(Records from a collection of figures)
+ + + + + + +
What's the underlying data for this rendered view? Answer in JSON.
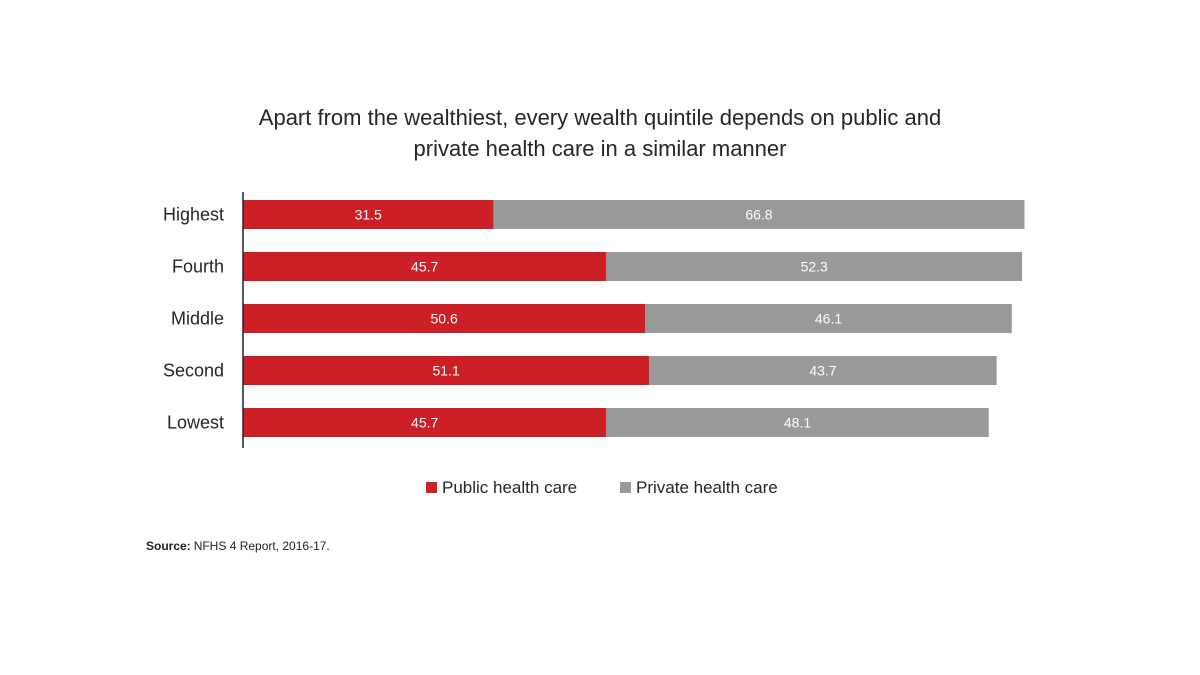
{
  "chart_data": {
    "type": "bar",
    "orientation": "horizontal",
    "stacked": true,
    "title_lines": [
      "Apart from the wealthiest, every wealth quintile depends on public and",
      "private health care in a similar manner"
    ],
    "categories": [
      "Highest",
      "Fourth",
      "Middle",
      "Second",
      "Lowest"
    ],
    "series": [
      {
        "name": "Public health care",
        "color": "#cc1f26",
        "values": [
          31.5,
          45.7,
          50.6,
          51.1,
          45.7
        ]
      },
      {
        "name": "Private health care",
        "color": "#999999",
        "values": [
          66.8,
          52.3,
          46.1,
          43.7,
          48.1
        ]
      }
    ],
    "xlim": [
      0,
      100
    ],
    "grid": false,
    "legend_position": "bottom-center"
  },
  "source": {
    "label": "Source:",
    "text": "NFHS 4 Report, 2016-17."
  }
}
+ + + + + + +
TASK TO CARRY OUT> Check each line above for the string "health" and show the ones that have it.

RESULT BELOW>
      "private health care in a similar manner"
        "name": "Public health care",
        "name": "Private health care",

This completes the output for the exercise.